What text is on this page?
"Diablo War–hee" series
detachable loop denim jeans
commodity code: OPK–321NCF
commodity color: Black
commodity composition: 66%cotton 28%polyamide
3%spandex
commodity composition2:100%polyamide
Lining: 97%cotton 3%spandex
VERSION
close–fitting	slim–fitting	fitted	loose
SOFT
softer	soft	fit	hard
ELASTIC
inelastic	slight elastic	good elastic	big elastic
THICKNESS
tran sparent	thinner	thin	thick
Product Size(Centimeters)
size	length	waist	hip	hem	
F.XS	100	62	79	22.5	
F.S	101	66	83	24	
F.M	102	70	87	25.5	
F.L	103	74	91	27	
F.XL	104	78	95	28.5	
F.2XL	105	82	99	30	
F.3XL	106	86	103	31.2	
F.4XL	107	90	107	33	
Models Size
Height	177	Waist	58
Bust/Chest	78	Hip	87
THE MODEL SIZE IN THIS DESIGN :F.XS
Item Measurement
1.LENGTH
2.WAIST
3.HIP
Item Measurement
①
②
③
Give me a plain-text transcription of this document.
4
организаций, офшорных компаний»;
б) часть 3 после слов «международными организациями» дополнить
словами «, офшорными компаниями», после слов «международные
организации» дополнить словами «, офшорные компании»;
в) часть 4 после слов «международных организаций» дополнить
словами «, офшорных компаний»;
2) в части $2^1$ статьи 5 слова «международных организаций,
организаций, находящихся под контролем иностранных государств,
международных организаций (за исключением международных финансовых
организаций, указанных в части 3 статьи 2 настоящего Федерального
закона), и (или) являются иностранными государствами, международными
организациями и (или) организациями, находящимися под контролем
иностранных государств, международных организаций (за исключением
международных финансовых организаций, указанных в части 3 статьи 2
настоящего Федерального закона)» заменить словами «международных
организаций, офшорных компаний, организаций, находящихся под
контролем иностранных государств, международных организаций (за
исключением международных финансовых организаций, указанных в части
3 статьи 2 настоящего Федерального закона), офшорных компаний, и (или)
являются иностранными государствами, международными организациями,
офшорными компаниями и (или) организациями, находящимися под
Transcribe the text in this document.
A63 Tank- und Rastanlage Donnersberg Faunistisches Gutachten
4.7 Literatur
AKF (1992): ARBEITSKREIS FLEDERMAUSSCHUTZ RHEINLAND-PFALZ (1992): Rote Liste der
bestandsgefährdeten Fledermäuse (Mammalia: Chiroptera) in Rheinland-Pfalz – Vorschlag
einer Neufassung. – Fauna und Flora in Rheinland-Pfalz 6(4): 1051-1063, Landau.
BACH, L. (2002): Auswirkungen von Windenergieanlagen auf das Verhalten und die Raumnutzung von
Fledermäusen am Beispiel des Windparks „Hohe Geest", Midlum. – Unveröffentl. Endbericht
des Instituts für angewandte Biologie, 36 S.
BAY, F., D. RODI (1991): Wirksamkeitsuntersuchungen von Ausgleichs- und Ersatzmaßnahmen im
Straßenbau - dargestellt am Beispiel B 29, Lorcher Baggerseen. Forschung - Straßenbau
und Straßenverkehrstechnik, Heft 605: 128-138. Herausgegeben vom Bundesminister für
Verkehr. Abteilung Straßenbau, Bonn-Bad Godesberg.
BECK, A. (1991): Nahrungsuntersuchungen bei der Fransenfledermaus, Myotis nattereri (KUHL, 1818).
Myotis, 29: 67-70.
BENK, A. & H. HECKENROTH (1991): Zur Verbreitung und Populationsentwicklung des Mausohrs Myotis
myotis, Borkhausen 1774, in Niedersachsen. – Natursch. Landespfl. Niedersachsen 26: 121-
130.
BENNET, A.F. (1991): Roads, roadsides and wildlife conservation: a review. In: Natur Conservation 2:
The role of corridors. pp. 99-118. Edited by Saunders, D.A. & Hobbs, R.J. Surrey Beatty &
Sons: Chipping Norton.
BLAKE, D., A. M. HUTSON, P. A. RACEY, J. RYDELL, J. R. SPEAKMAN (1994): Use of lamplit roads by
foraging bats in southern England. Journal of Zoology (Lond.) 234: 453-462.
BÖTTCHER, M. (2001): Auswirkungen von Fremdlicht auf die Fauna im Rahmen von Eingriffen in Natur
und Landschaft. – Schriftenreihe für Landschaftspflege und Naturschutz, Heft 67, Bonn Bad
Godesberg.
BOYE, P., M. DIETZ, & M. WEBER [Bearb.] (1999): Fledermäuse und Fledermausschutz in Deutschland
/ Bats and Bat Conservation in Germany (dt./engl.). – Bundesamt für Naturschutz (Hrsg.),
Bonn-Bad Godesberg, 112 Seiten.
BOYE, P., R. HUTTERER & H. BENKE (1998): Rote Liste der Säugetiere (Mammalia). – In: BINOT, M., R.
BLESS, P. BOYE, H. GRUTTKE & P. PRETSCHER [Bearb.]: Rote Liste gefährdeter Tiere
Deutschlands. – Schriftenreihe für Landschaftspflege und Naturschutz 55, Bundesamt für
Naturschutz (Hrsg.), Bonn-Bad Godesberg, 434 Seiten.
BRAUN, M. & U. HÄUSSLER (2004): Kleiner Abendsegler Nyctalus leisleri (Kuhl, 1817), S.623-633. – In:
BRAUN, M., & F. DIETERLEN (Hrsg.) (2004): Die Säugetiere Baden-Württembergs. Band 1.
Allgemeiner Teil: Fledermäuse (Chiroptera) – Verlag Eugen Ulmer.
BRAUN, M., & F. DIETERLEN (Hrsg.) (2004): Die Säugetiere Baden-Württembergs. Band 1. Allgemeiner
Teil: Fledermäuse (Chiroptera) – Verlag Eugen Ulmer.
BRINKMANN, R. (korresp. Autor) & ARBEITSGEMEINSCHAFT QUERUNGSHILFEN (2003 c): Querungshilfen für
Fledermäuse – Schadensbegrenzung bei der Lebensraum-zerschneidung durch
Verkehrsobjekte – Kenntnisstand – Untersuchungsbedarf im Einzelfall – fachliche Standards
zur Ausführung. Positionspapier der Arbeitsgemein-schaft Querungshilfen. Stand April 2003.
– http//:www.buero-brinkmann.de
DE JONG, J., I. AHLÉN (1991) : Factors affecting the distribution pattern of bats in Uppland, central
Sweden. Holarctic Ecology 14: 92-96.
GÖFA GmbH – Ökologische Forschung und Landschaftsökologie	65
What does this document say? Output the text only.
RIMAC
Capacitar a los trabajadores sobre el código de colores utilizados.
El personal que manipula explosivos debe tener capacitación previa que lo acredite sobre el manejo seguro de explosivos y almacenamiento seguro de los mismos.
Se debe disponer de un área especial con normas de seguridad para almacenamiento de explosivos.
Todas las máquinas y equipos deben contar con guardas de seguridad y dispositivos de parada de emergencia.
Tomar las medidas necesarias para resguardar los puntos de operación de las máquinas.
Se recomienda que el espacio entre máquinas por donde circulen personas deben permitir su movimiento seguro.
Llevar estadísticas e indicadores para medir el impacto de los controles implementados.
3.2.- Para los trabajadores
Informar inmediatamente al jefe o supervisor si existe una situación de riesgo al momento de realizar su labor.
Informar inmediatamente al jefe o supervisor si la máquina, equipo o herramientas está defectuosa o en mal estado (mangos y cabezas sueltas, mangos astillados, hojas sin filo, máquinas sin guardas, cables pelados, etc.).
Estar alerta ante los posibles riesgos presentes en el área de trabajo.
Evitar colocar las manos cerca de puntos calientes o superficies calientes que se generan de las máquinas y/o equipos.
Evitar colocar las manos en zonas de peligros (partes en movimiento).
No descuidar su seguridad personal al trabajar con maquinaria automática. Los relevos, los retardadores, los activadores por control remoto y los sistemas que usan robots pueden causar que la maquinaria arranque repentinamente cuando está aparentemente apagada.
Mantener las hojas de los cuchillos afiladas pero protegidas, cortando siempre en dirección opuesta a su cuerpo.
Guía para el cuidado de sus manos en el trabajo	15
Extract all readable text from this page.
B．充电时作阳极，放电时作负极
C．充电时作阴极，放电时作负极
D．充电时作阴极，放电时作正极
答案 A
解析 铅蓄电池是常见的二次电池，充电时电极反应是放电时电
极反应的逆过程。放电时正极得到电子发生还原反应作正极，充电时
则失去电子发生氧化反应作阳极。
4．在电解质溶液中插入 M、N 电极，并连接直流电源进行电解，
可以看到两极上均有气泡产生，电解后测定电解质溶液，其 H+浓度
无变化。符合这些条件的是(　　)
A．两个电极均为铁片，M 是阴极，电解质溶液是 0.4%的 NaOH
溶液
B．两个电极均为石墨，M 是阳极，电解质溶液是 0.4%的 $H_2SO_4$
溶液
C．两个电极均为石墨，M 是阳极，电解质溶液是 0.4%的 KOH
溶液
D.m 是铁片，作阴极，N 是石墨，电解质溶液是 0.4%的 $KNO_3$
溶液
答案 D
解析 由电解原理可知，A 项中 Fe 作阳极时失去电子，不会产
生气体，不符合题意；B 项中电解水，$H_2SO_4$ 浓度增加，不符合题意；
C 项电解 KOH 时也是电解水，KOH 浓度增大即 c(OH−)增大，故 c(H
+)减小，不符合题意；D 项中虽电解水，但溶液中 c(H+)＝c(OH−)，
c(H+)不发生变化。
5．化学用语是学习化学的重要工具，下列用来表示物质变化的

### [Request]
Which lines of the data include "Godesberg"? Copy each of them.

### [The completed task]
Verkehr. Abteilung Straßenbau, Bonn-Bad Godesberg.
Godesberg.
Bonn-Bad Godesberg, 112 Seiten.
Naturschutz (Hrsg.), Bonn-Bad Godesberg, 434 Seiten.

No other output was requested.